Segment Start: Data in this exercise

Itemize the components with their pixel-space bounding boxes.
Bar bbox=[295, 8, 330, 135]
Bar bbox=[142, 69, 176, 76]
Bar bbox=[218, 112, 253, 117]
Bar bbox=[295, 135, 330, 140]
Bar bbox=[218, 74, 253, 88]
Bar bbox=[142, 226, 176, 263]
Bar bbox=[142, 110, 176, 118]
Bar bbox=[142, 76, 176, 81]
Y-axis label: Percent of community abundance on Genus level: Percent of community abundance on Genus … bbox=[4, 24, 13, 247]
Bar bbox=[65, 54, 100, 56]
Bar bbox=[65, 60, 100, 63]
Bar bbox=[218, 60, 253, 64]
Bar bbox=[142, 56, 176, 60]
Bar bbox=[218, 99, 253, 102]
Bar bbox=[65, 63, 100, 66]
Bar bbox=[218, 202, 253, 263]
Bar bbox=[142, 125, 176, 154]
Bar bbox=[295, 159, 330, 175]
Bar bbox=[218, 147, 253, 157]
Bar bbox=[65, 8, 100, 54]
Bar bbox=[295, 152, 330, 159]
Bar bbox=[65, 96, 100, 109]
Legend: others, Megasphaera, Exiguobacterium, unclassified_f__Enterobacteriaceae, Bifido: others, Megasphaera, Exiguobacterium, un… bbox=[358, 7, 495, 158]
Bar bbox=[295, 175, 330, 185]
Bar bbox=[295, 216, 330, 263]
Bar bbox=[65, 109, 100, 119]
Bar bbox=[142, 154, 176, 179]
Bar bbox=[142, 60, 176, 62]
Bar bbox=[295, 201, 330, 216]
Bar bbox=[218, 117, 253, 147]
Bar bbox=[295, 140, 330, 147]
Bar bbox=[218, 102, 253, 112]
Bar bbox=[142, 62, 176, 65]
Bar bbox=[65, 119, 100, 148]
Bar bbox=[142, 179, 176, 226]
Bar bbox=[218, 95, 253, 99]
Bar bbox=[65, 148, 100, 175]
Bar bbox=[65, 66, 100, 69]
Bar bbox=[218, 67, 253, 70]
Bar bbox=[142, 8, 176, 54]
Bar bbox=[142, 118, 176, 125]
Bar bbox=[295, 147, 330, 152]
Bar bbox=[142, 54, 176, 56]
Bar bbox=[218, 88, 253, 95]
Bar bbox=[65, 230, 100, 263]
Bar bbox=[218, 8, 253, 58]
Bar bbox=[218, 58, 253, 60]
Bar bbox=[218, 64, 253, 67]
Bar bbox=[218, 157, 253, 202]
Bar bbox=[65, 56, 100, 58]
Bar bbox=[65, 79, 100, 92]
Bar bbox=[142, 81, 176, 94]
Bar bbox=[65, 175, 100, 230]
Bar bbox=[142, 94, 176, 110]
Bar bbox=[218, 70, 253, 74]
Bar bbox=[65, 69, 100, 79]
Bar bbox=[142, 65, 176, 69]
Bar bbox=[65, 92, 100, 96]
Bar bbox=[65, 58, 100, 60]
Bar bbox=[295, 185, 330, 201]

Segment End: Data in this exercise

→ **Work task**
Give the entries again in full, exactly as they are written.

→ **Finished exercise**
Itemize the components with their pixel-space bounding boxes.
Bar bbox=[295, 8, 330, 135]
Bar bbox=[142, 69, 176, 76]
Bar bbox=[218, 112, 253, 117]
Bar bbox=[295, 135, 330, 140]
Bar bbox=[218, 74, 253, 88]
Bar bbox=[142, 226, 176, 263]
Bar bbox=[142, 110, 176, 118]
Bar bbox=[142, 76, 176, 81]
Y-axis label: Percent of community abundance on Genus level: Percent of community abundance on Genus … bbox=[4, 24, 13, 247]
Bar bbox=[65, 54, 100, 56]
Bar bbox=[65, 60, 100, 63]
Bar bbox=[218, 60, 253, 64]
Bar bbox=[142, 56, 176, 60]
Bar bbox=[218, 99, 253, 102]
Bar bbox=[65, 63, 100, 66]
Bar bbox=[218, 202, 253, 263]
Bar bbox=[142, 125, 176, 154]
Bar bbox=[295, 159, 330, 175]
Bar bbox=[218, 147, 253, 157]
Bar bbox=[65, 8, 100, 54]
Bar bbox=[295, 152, 330, 159]
Bar bbox=[65, 96, 100, 109]
Legend: others, Megasphaera, Exiguobacterium, unclassified_f__Enterobacteriaceae, Bifido: others, Megasphaera, Exiguobacterium, un… bbox=[358, 7, 495, 158]
Bar bbox=[295, 175, 330, 185]
Bar bbox=[295, 216, 330, 263]
Bar bbox=[65, 109, 100, 119]
Bar bbox=[142, 154, 176, 179]
Bar bbox=[142, 60, 176, 62]
Bar bbox=[295, 201, 330, 216]
Bar bbox=[218, 117, 253, 147]
Bar bbox=[295, 140, 330, 147]
Bar bbox=[218, 102, 253, 112]
Bar bbox=[142, 62, 176, 65]
Bar bbox=[65, 119, 100, 148]
Bar bbox=[142, 179, 176, 226]
Bar bbox=[218, 95, 253, 99]
Bar bbox=[65, 148, 100, 175]
Bar bbox=[65, 66, 100, 69]
Bar bbox=[218, 67, 253, 70]
Bar bbox=[142, 8, 176, 54]
Bar bbox=[142, 118, 176, 125]
Bar bbox=[295, 147, 330, 152]
Bar bbox=[142, 54, 176, 56]
Bar bbox=[218, 88, 253, 95]
Bar bbox=[65, 230, 100, 263]
Bar bbox=[218, 8, 253, 58]
Bar bbox=[218, 58, 253, 60]
Bar bbox=[218, 64, 253, 67]
Bar bbox=[218, 157, 253, 202]
Bar bbox=[65, 56, 100, 58]
Bar bbox=[65, 79, 100, 92]
Bar bbox=[142, 81, 176, 94]
Bar bbox=[65, 175, 100, 230]
Bar bbox=[142, 94, 176, 110]
Bar bbox=[218, 70, 253, 74]
Bar bbox=[65, 69, 100, 79]
Bar bbox=[142, 65, 176, 69]
Bar bbox=[65, 92, 100, 96]
Bar bbox=[65, 58, 100, 60]
Bar bbox=[295, 185, 330, 201]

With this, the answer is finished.